**WHAT IS BEING ASKED:** Print every line of the listing exactly, please.

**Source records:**
==*==

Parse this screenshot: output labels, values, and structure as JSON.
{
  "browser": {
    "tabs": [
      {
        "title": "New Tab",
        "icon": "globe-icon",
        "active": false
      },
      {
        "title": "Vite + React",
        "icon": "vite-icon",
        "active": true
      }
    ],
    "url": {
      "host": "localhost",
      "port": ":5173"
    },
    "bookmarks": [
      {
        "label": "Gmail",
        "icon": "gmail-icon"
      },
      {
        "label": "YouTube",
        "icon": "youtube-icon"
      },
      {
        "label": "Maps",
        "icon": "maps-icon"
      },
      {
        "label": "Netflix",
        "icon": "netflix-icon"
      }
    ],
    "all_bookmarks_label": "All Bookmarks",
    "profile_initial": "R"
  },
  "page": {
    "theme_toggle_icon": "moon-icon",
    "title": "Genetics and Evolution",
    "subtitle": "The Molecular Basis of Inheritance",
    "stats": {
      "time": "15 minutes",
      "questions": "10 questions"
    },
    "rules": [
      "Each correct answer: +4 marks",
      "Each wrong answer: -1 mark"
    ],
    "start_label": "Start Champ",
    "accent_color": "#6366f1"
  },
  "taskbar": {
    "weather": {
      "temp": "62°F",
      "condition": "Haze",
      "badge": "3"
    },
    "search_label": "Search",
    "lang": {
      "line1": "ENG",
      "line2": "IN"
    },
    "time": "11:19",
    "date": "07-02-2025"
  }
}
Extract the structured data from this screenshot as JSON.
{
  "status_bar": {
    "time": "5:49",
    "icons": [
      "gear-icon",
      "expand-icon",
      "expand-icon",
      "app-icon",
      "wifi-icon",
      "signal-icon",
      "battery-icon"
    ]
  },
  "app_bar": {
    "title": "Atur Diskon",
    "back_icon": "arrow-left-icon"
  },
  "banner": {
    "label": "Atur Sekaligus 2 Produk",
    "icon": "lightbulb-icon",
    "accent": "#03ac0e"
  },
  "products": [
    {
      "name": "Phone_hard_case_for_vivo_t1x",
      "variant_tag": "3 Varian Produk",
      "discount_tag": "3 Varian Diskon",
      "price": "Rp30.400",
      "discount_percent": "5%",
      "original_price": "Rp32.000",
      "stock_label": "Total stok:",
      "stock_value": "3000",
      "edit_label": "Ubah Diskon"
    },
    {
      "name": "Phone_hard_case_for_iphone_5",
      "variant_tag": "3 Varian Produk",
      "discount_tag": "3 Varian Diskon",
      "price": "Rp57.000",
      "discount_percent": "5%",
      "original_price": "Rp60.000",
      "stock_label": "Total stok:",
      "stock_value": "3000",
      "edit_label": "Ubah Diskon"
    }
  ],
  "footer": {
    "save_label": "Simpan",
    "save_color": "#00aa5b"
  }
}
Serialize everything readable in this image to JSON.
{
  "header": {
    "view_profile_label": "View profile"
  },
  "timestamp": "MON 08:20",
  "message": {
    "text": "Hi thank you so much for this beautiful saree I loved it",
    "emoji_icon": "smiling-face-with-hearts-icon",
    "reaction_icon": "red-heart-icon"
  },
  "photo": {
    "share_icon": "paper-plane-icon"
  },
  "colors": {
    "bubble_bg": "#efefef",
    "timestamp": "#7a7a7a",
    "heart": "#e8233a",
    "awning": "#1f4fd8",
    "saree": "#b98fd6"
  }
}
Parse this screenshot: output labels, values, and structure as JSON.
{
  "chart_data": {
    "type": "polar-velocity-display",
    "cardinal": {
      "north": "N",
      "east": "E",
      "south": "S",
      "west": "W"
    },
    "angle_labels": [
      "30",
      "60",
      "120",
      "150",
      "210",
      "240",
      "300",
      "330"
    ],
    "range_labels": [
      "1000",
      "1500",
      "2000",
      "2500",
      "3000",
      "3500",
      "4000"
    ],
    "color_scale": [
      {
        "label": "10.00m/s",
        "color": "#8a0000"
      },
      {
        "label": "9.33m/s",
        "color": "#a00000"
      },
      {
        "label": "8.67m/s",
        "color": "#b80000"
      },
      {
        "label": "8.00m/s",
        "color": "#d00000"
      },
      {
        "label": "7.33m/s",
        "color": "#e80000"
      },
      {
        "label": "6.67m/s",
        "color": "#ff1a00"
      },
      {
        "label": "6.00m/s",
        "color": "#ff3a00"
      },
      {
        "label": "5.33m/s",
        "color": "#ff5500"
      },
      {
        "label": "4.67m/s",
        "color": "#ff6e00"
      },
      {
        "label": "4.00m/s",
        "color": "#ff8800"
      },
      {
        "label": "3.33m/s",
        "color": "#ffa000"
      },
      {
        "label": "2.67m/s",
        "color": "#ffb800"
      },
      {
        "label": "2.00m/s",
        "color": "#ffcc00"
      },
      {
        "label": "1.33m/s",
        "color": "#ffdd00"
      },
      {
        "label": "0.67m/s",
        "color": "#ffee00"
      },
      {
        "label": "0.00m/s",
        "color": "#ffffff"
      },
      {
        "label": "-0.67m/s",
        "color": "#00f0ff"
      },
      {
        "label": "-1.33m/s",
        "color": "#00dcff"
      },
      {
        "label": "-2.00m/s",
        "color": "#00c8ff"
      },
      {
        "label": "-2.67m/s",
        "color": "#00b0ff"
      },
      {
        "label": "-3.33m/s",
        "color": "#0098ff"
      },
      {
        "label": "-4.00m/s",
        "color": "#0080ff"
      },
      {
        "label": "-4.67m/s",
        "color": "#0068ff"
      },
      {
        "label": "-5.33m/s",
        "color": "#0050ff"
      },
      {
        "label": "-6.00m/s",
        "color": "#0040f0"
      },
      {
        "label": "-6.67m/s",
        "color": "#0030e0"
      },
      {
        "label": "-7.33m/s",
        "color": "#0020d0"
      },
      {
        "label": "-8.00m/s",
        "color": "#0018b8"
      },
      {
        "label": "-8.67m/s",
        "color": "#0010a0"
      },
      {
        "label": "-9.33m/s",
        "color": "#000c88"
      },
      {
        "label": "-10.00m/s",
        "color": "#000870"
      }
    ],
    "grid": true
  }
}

==*==

**WRITTEN RESPONSE:**
Parse this screenshot: output labels, values, and structure as JSON.
{
  "browser": {
    "tabs": [
      {
        "title": "New Tab",
        "icon": "globe-icon",
        "active": false
      },
      {
        "title": "Vite + React",
        "icon": "vite-icon",
        "active": true
      }
    ],
    "url": {
      "host": "localhost",
      "port": ":5173"
    },
    "bookmarks": [
      {
        "label": "Gmail",
        "icon": "gmail-icon"
      },
      {
        "label": "YouTube",
        "icon": "youtube-icon"
      },
      {
        "label": "Maps",
        "icon": "maps-icon"
      },
      {
        "label": "Netflix",
        "icon": "netflix-icon"
      }
    ],
    "all_bookmarks_label": "All Bookmarks",
    "profile_initial": "R"
  },
  "page": {
    "theme_toggle_icon": "moon-icon",
    "title": "Genetics and Evolution",
    "subtitle": "The Molecular Basis of Inheritance",
    "stats": {
      "time": "15 minutes",
      "questions": "10 questions"
    },
    "rules": [
      "Each correct answer: +4 marks",
      "Each wrong answer: -1 mark"
    ],
    "start_label": "Start Champ",
    "accent_color": "#6366f1"
  },
  "taskbar": {
    "weather": {
      "temp": "62°F",
      "condition": "Haze",
      "badge": "3"
    },
    "search_label": "Search",
    "lang": {
      "line1": "ENG",
      "line2": "IN"
    },
    "time": "11:19",
    "date": "07-02-2025"
  }
}
Extract the structured data from this screenshot as JSON.
{
  "status_bar": {
    "time": "5:49",
    "icons": [
      "gear-icon",
      "expand-icon",
      "expand-icon",
      "app-icon",
      "wifi-icon",
      "signal-icon",
      "battery-icon"
    ]
  },
  "app_bar": {
    "title": "Atur Diskon",
    "back_icon": "arrow-left-icon"
  },
  "banner": {
    "label": "Atur Sekaligus 2 Produk",
    "icon": "lightbulb-icon",
    "accent": "#03ac0e"
  },
  "products": [
    {
      "name": "Phone_hard_case_for_vivo_t1x",
      "variant_tag": "3 Varian Produk",
      "discount_tag": "3 Varian Diskon",
      "price": "Rp30.400",
      "discount_percent": "5%",
      "original_price": "Rp32.000",
      "stock_label": "Total stok:",
      "stock_value": "3000",
      "edit_label": "Ubah Diskon"
    },
    {
      "name": "Phone_hard_case_for_iphone_5",
      "variant_tag": "3 Varian Produk",
      "discount_tag": "3 Varian Diskon",
      "price": "Rp57.000",
      "discount_percent": "5%",
      "original_price": "Rp60.000",
      "stock_label": "Total stok:",
      "stock_value": "3000",
      "edit_label": "Ubah Diskon"
    }
  ],
  "footer": {
    "save_label": "Simpan",
    "save_color": "#00aa5b"
  }
}
Serialize everything readable in this image to JSON.
{
  "header": {
    "view_profile_label": "View profile"
  },
  "timestamp": "MON 08:20",
  "message": {
    "text": "Hi thank you so much for this beautiful saree I loved it",
    "emoji_icon": "smiling-face-with-hearts-icon",
    "reaction_icon": "red-heart-icon"
  },
  "photo": {
    "share_icon": "paper-plane-icon"
  },
  "colors": {
    "bubble_bg": "#efefef",
    "timestamp": "#7a7a7a",
    "heart": "#e8233a",
    "awning": "#1f4fd8",
    "saree": "#b98fd6"
  }
}
Parse this screenshot: output labels, values, and structure as JSON.
{
  "chart_data": {
    "type": "polar-velocity-display",
    "cardinal": {
      "north": "N",
      "east": "E",
      "south": "S",
      "west": "W"
    },
    "angle_labels": [
      "30",
      "60",
      "120",
      "150",
      "210",
      "240",
      "300",
      "330"
    ],
    "range_labels": [
      "1000",
      "1500",
      "2000",
      "2500",
      "3000",
      "3500",
      "4000"
    ],
    "color_scale": [
      {
        "label": "10.00m/s",
        "color": "#8a0000"
      },
      {
        "label": "9.33m/s",
        "color": "#a00000"
      },
      {
        "label": "8.67m/s",
        "color": "#b80000"
      },
      {
        "label": "8.00m/s",
        "color": "#d00000"
      },
      {
        "label": "7.33m/s",
        "color": "#e80000"
      },
      {
        "label": "6.67m/s",
        "color": "#ff1a00"
      },
      {
        "label": "6.00m/s",
        "color": "#ff3a00"
      },
      {
        "label": "5.33m/s",
        "color": "#ff5500"
      },
      {
        "label": "4.67m/s",
        "color": "#ff6e00"
      },
      {
        "label": "4.00m/s",
        "color": "#ff8800"
      },
      {
        "label": "3.33m/s",
        "color": "#ffa000"
      },
      {
        "label": "2.67m/s",
        "color": "#ffb800"
      },
      {
        "label": "2.00m/s",
        "color": "#ffcc00"
      },
      {
        "label": "1.33m/s",
        "color": "#ffdd00"
      },
      {
        "label": "0.67m/s",
        "color": "#ffee00"
      },
      {
        "label": "0.00m/s",
        "color": "#ffffff"
      },
      {
        "label": "-0.67m/s",
        "color": "#00f0ff"
      },
      {
        "label": "-1.33m/s",
        "color": "#00dcff"
      },
      {
        "label": "-2.00m/s",
        "color": "#00c8ff"
      },
      {
        "label": "-2.67m/s",
        "color": "#00b0ff"
      },
      {
        "label": "-3.33m/s",
        "color": "#0098ff"
      },
      {
        "label": "-4.00m/s",
        "color": "#0080ff"
      },
      {
        "label": "-4.67m/s",
        "color": "#0068ff"
      },
      {
        "label": "-5.33m/s",
        "color": "#0050ff"
      },
      {
        "label": "-6.00m/s",
        "color": "#0040f0"
      },
      {
        "label": "-6.67m/s",
        "color": "#0030e0"
      },
      {
        "label": "-7.33m/s",
        "color": "#0020d0"
      },
      {
        "label": "-8.00m/s",
        "color": "#0018b8"
      },
      {
        "label": "-8.67m/s",
        "color": "#0010a0"
      },
      {
        "label": "-9.33m/s",
        "color": "#000c88"
      },
      {
        "label": "-10.00m/s",
        "color": "#000870"
      }
    ],
    "grid": true
  }
}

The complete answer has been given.